Re: [netcdfgroup] slow reads in 4.4.1.1 vs 4.1.3 for some files

Correction, inserted below.  I said "increasing the per-variable chunk
size", I meant to say "per-variable CACHE size".

On Thu, Dec 15, 2016 at 6:03 PM, Dave Allured - NOAA Affiliate <
dave.allured@xxxxxxxx> wrote:

> On Thu, Dec 15, 2016 at 4:46 PM, Chris Barker <chris.barker@xxxxxxxx>
> wrote:
>
>> On Thu, Dec 15, 2016 at 1:00 PM, dmh@xxxxxxxx <dmh@xxxxxxxx> wrote:
>>
>>> 1. Adding this feature to ncdump also requires adding
>>>    it to the netcdf-c library API. But providing some means
>>>    for client programs to pass thru parameter settings to the hdf5 lib
>>>    seems like a good idea.
>>>
>>
>> absolutely! that would be very helpful.
>>
>> -CHB
>>
>
> This may be premature.  The netcdf API already has its own chunk cache
> with at least two functions to adjust tuning parameters.  It seems to me
> that the netcdf facility would probably handle the current ncdump and gdal
> cases nicely, though I have not tested it.  Please see this relevant
> documentation:
>
> http://www.unidata.ucar.edu/software/netcdf/docs/netcdf_perf_chunking.html
>
> Simon, you might want to ask your gdal maintainer to give this a try.  If
> it works, it should be simple and robust.  I would suggest increasing the
> per-variable CACHE size to at least 5 qualityFlags.nc uncompressed chunks,
> and probably more.  5 is the number of chunks that span a single row for
> this particular file.  This advice presumes that your typical read pattern
> is similar to ncdump, which I speculate is first across single whole rows,
> as I said earlier.

• • • •

◆ EXERCISE SET ◆
**A)** Give every time of day that appears in the "On ... wrote" attribution lines of the netCDF forum post.
**B)** Repeat the netCDF forum post word for word from "On Thu, Dec 15, 2016 at 6:03" to "a good idea.".
**C)** Pick up the netCDF forum post on slow reads after its final sentence and keep writing it.
The material after this point comes from a separate source.

◆ COLLECTED MATERIAL ◆
• • • •

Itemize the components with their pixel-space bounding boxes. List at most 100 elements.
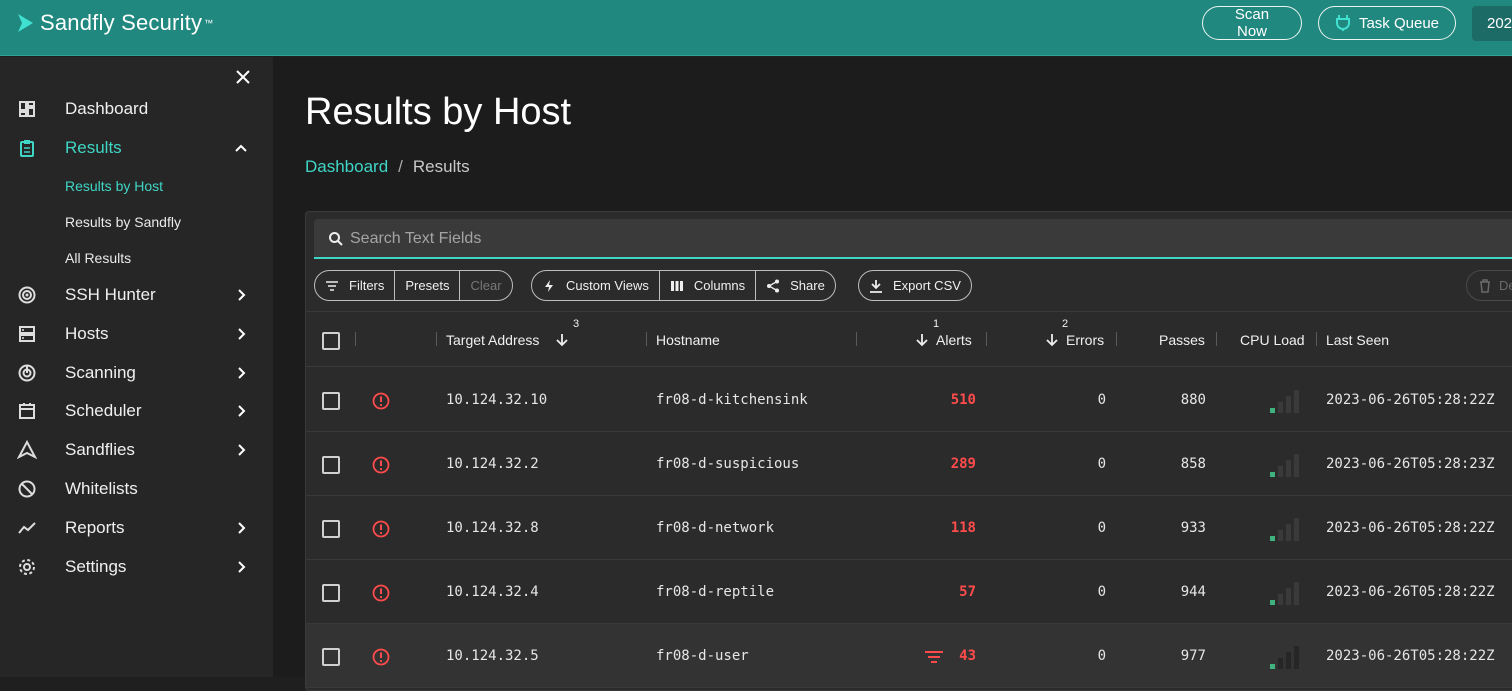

• • • •

◆ RESULTS FOR EACH TASK ◆
**A)** 6:03 PM, 4:46 PM, 1:00 PM

**B)**
On Thu, Dec 15, 2016 at 6:03 PM, Dave Allured - NOAA Affiliate <
dave.allured@xxxxxxxx> wrote:

> On Thu, Dec 15, 2016 at 4:46 PM, Chris Barker <chris.barker@xxxxxxxx>
> wrote:
>
>> On Thu, Dec 15, 2016 at 1:00 PM, dmh@xxxxxxxx <dmh@xxxxxxxx> wrote:
>>
>>> 1. Adding this feature to ncdump also requires adding
>>>    it to the netcdf-c library API. But providing some means
>>>    for client programs to pass thru parameter settings to the hdf5 lib
>>>    seems like a good idea.

**C)**
>
>   columns = 4865 ;
>   rows = 3682 ;
>   uint quality_flags(rows, columns) ;
>     quality_flags:_ChunkSizes = 891, 1177 ;
>
> 5 x 891 x 1177 x 4 bytes per uint uncompressed ~= 21 Mbytes
>
> Note this is likely to be a little larger than the default cache size in
> the current netcdf-C library, thus explaining some of the slow read
> behavior.
>
> You might also consider rechunking such data sets to smaller chunk size.
> Nccopy and ncks can do that.  Rechunking may depend on your anticipated
> spatial read patterns, so give that a little thought.
>
> You might also consider reading the entire grid in a single get_vara call
> to the netcdf API.  That is what my fast fortran test program did.  A naive
> reader that, for example, loops over single rows may incur bad cache
> activity that could be avoided.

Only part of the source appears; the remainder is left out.